* [Records excerpted from a collection]:
____

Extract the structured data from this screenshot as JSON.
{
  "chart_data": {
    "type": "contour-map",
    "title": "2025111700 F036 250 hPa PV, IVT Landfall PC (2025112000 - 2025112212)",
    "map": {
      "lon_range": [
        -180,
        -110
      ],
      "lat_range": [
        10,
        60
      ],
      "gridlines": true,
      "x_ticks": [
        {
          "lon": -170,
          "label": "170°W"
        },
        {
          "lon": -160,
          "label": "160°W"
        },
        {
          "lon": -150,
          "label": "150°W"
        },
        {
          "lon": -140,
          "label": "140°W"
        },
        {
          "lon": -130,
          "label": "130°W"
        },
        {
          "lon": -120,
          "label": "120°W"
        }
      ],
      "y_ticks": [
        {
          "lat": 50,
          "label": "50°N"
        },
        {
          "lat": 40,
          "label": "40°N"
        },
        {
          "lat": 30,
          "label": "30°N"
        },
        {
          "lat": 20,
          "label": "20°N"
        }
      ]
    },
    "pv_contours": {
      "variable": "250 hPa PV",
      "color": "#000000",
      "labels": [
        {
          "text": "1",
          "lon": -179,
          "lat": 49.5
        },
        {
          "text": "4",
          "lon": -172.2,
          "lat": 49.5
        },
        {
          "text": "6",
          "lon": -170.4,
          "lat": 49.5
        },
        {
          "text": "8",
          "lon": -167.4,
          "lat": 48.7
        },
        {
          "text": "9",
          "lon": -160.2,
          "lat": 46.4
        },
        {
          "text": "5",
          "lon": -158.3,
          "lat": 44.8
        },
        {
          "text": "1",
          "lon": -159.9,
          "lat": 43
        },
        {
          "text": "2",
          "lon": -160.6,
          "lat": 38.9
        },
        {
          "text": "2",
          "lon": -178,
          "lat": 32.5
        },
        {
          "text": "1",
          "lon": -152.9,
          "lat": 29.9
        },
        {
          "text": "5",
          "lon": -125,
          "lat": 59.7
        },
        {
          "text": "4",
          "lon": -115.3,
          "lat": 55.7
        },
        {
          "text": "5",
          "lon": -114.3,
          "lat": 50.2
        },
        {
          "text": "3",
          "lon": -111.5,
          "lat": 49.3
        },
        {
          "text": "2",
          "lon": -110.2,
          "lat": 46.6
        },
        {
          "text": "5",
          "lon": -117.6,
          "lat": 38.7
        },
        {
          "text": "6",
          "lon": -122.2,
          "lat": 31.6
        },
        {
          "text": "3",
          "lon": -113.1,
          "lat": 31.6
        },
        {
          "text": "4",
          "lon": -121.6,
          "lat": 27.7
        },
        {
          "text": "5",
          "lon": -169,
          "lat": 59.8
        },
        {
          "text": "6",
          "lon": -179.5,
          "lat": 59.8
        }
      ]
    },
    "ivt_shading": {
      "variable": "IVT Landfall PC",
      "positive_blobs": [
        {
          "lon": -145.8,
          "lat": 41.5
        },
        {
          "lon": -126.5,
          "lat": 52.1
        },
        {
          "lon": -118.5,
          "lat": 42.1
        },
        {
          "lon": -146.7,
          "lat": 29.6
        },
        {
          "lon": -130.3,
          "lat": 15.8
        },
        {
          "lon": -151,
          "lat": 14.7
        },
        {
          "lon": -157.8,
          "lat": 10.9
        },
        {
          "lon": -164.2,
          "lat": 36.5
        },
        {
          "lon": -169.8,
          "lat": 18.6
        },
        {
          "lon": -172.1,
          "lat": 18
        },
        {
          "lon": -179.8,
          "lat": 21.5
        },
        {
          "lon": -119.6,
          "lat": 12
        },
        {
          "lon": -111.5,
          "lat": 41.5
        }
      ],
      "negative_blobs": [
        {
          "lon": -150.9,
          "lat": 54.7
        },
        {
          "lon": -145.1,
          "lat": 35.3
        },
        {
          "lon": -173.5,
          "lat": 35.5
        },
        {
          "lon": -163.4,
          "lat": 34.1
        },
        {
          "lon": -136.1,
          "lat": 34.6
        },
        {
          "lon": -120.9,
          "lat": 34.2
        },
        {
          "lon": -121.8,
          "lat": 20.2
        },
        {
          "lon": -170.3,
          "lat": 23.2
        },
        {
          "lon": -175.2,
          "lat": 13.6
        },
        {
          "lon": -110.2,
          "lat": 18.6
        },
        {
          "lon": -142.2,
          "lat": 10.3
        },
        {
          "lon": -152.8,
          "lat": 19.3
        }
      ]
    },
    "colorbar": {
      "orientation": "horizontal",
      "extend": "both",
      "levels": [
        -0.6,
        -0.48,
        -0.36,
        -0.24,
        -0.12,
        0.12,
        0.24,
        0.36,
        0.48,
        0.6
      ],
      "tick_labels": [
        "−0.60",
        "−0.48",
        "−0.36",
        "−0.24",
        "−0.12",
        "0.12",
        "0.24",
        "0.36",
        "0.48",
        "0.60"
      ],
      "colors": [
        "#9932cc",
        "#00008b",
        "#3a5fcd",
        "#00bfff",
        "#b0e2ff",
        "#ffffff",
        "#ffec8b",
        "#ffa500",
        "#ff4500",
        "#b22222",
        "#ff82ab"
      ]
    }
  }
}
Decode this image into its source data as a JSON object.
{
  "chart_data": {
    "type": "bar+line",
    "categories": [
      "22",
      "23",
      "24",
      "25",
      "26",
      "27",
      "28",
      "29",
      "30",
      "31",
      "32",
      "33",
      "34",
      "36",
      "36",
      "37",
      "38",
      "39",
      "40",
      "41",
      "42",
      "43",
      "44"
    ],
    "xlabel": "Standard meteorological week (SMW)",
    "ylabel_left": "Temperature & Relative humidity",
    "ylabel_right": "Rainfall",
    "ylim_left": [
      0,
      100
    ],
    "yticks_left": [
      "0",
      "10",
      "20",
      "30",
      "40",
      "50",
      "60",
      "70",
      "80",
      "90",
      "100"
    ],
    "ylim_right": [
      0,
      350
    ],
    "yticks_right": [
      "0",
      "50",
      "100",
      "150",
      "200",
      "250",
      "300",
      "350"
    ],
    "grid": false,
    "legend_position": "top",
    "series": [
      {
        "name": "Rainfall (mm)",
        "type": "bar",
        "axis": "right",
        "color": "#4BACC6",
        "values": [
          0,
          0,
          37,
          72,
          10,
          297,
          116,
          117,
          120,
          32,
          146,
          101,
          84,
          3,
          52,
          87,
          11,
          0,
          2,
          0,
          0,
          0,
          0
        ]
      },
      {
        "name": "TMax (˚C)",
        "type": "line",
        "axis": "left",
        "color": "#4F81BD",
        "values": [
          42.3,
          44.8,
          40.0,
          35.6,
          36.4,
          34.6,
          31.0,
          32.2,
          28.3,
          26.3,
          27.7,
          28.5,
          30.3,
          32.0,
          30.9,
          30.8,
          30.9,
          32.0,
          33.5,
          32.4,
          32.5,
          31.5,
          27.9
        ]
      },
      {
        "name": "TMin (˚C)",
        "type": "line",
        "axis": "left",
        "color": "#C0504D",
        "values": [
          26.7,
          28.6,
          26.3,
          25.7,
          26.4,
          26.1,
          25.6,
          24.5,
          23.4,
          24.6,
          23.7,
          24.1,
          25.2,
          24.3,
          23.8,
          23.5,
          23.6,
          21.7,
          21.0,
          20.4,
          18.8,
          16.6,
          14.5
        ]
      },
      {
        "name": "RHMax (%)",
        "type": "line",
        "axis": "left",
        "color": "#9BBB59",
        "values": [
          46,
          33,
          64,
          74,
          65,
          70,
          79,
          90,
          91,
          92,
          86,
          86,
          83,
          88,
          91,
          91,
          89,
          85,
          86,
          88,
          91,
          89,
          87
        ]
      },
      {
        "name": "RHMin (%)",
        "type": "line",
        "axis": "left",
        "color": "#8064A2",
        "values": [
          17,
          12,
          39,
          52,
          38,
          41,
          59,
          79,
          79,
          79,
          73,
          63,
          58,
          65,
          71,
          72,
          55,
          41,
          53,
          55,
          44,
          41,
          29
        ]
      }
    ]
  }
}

____

* [What you need to do]: Gather each line of the listing that holds the string "name".

* [Task output]:
        "name": "Rainfall (mm)",
        "name": "TMax (˚C)",
        "name": "TMin (˚C)",
        "name": "RHMax (%)",
        "name": "RHMin (%)",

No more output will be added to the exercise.